Write the records below out in full, character for character, with no pictures.

-- START OF The data --

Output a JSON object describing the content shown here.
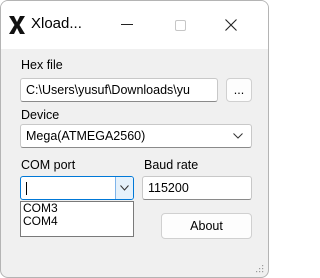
{
  "window": {
    "title": "Xload...",
    "minimize_symbol": "—",
    "maximize_symbol": "□",
    "close_symbol": "✕"
  },
  "hex_file": {
    "label": "Hex file",
    "value": "C:\\Users\\yusuf\\Downloads\\yu",
    "browse_label": "..."
  },
  "device": {
    "label": "Device",
    "selected": "Mega(ATMEGA2560)"
  },
  "com_port": {
    "label": "COM port",
    "value": "",
    "options": [
      "COM3",
      "COM4"
    ]
  },
  "baud_rate": {
    "label": "Baud rate",
    "value": "115200"
  },
  "buttons": {
    "about_label": "About"
  },
  "colors": {
    "window_bg": "#f0f0f0",
    "titlebar_bg": "#ffffff",
    "input_border": "#c8c8c8"
  }
}
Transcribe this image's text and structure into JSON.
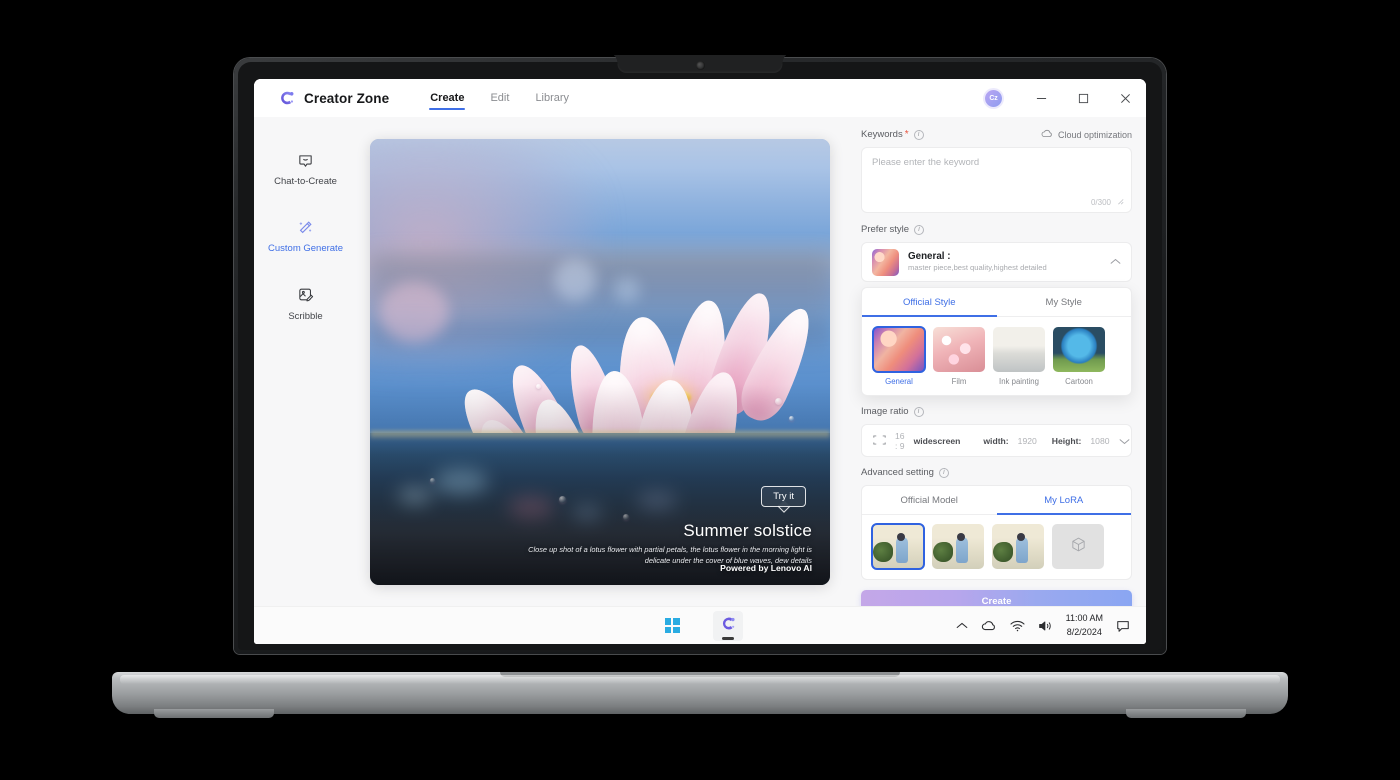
{
  "app": {
    "brand_name": "Creator Zone",
    "brand_logo_icon": "creator-zone-logo",
    "nav": [
      {
        "label": "Create",
        "active": true
      },
      {
        "label": "Edit",
        "active": false
      },
      {
        "label": "Library",
        "active": false
      }
    ],
    "avatar_initials": "Cz",
    "window_controls": {
      "minimize_icon": "minimize-icon",
      "maximize_icon": "maximize-icon",
      "close_icon": "close-icon"
    }
  },
  "sidebar": {
    "items": [
      {
        "label": "Chat-to-Create",
        "icon": "chat-bubble-icon",
        "active": false
      },
      {
        "label": "Custom Generate",
        "icon": "magic-wand-icon",
        "active": true
      },
      {
        "label": "Scribble",
        "icon": "scribble-image-icon",
        "active": false
      }
    ]
  },
  "preview": {
    "try_it_label": "Try it",
    "title": "Summer solstice",
    "description": "Close up shot of a lotus flower with partial petals, the lotus flower in the morning light is delicate under the cover of blue waves, dew details",
    "powered_by": "Powered by  Lenovo AI"
  },
  "panel": {
    "keywords": {
      "label": "Keywords",
      "required_mark": "*",
      "info_icon": "info-icon",
      "cloud_optimization_label": "Cloud optimization",
      "cloud_icon": "cloud-icon",
      "placeholder": "Please enter the keyword",
      "value": "",
      "counter": "0/300",
      "resize_icon": "resize-handle-icon"
    },
    "prefer_style": {
      "label": "Prefer style",
      "info_icon": "info-icon",
      "selected_name": "General :",
      "selected_sub": "master piece,best quality,highest detailed",
      "chevron_icon": "chevron-up-icon",
      "tabs": [
        {
          "label": "Official Style",
          "active": true
        },
        {
          "label": "My Style",
          "active": false
        }
      ],
      "styles": [
        {
          "label": "General",
          "selected": true,
          "thumb": "th-general"
        },
        {
          "label": "Film",
          "selected": false,
          "thumb": "th-film"
        },
        {
          "label": "Ink painting",
          "selected": false,
          "thumb": "th-ink"
        },
        {
          "label": "Cartoon",
          "selected": false,
          "thumb": "th-cartoon"
        }
      ]
    },
    "image_ratio": {
      "label": "Image ratio",
      "info_icon": "info-icon",
      "ratio_icon": "crop-frame-icon",
      "ratio": "16 : 9",
      "ratio_name": "widescreen",
      "width_label": "width:",
      "width_value": "1920",
      "height_label": "Height:",
      "height_value": "1080",
      "chevron_icon": "chevron-down-icon"
    },
    "advanced_setting": {
      "label": "Advanced setting",
      "info_icon": "info-icon",
      "tabs": [
        {
          "label": "Official Model",
          "active": false
        },
        {
          "label": "My LoRA",
          "active": true
        }
      ],
      "models": [
        {
          "selected": true
        },
        {
          "selected": false
        },
        {
          "selected": false
        }
      ],
      "add_model_icon": "cube-add-icon"
    },
    "create_button_label": "Create",
    "create_button_gradient": [
      "#c4a7e8",
      "#8aa6f2"
    ]
  },
  "taskbar": {
    "start_icon": "windows-start-icon",
    "app_icon": "creator-zone-taskbar-icon",
    "tray": {
      "chevron_icon": "show-hidden-icons-chevron",
      "cloud_icon": "cloud-icon",
      "wifi_icon": "wifi-icon",
      "volume_icon": "volume-icon",
      "notification_icon": "notification-chat-icon"
    },
    "time": "11:00 AM",
    "date": "8/2/2024"
  },
  "theme": {
    "accent": "#3f6fe6",
    "selected_outline": "#2f62e0",
    "required_red": "#e8543f"
  }
}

-- END OF The data --

Written response
Output a JSON object describing the content shown here.
{
  "window": {
    "title": "Xload...",
    "minimize_symbol": "—",
    "maximize_symbol": "□",
    "close_symbol": "✕"
  },
  "hex_file": {
    "label": "Hex file",
    "value": "C:\\Users\\yusuf\\Downloads\\yu",
    "browse_label": "..."
  },
  "device": {
    "label": "Device",
    "selected": "Mega(ATMEGA2560)"
  },
  "com_port": {
    "label": "COM port",
    "value": "",
    "options": [
      "COM3",
      "COM4"
    ]
  },
  "baud_rate": {
    "label": "Baud rate",
    "value": "115200"
  },
  "buttons": {
    "about_label": "About"
  },
  "colors": {
    "window_bg": "#f0f0f0",
    "titlebar_bg": "#ffffff",
    "input_border": "#c8c8c8"
  }
}
Transcribe this image's text and structure into JSON.
{
  "app": {
    "brand_name": "Creator Zone",
    "brand_logo_icon": "creator-zone-logo",
    "nav": [
      {
        "label": "Create",
        "active": true
      },
      {
        "label": "Edit",
        "active": false
      },
      {
        "label": "Library",
        "active": false
      }
    ],
    "avatar_initials": "Cz",
    "window_controls": {
      "minimize_icon": "minimize-icon",
      "maximize_icon": "maximize-icon",
      "close_icon": "close-icon"
    }
  },
  "sidebar": {
    "items": [
      {
        "label": "Chat-to-Create",
        "icon": "chat-bubble-icon",
        "active": false
      },
      {
        "label": "Custom Generate",
        "icon": "magic-wand-icon",
        "active": true
      },
      {
        "label": "Scribble",
        "icon": "scribble-image-icon",
        "active": false
      }
    ]
  },
  "preview": {
    "try_it_label": "Try it",
    "title": "Summer solstice",
    "description": "Close up shot of a lotus flower with partial petals, the lotus flower in the morning light is delicate under the cover of blue waves, dew details",
    "powered_by": "Powered by  Lenovo AI"
  },
  "panel": {
    "keywords": {
      "label": "Keywords",
      "required_mark": "*",
      "info_icon": "info-icon",
      "cloud_optimization_label": "Cloud optimization",
      "cloud_icon": "cloud-icon",
      "placeholder": "Please enter the keyword",
      "value": "",
      "counter": "0/300",
      "resize_icon": "resize-handle-icon"
    },
    "prefer_style": {
      "label": "Prefer style",
      "info_icon": "info-icon",
      "selected_name": "General :",
      "selected_sub": "master piece,best quality,highest detailed",
      "chevron_icon": "chevron-up-icon",
      "tabs": [
        {
          "label": "Official Style",
          "active": true
        },
        {
          "label": "My Style",
          "active": false
        }
      ],
      "styles": [
        {
          "label": "General",
          "selected": true,
          "thumb": "th-general"
        },
        {
          "label": "Film",
          "selected": false,
          "thumb": "th-film"
        },
        {
          "label": "Ink painting",
          "selected": false,
          "thumb": "th-ink"
        },
        {
          "label": "Cartoon",
          "selected": false,
          "thumb": "th-cartoon"
        }
      ]
    },
    "image_ratio": {
      "label": "Image ratio",
      "info_icon": "info-icon",
      "ratio_icon": "crop-frame-icon",
      "ratio": "16 : 9",
      "ratio_name": "widescreen",
      "width_label": "width:",
      "width_value": "1920",
      "height_label": "Height:",
      "height_value": "1080",
      "chevron_icon": "chevron-down-icon"
    },
    "advanced_setting": {
      "label": "Advanced setting",
      "info_icon": "info-icon",
      "tabs": [
        {
          "label": "Official Model",
          "active": false
        },
        {
          "label": "My LoRA",
          "active": true
        }
      ],
      "models": [
        {
          "selected": true
        },
        {
          "selected": false
        },
        {
          "selected": false
        }
      ],
      "add_model_icon": "cube-add-icon"
    },
    "create_button_label": "Create",
    "create_button_gradient": [
      "#c4a7e8",
      "#8aa6f2"
    ]
  },
  "taskbar": {
    "start_icon": "windows-start-icon",
    "app_icon": "creator-zone-taskbar-icon",
    "tray": {
      "chevron_icon": "show-hidden-icons-chevron",
      "cloud_icon": "cloud-icon",
      "wifi_icon": "wifi-icon",
      "volume_icon": "volume-icon",
      "notification_icon": "notification-chat-icon"
    },
    "time": "11:00 AM",
    "date": "8/2/2024"
  },
  "theme": {
    "accent": "#3f6fe6",
    "selected_outline": "#2f62e0",
    "required_red": "#e8543f"
  }
}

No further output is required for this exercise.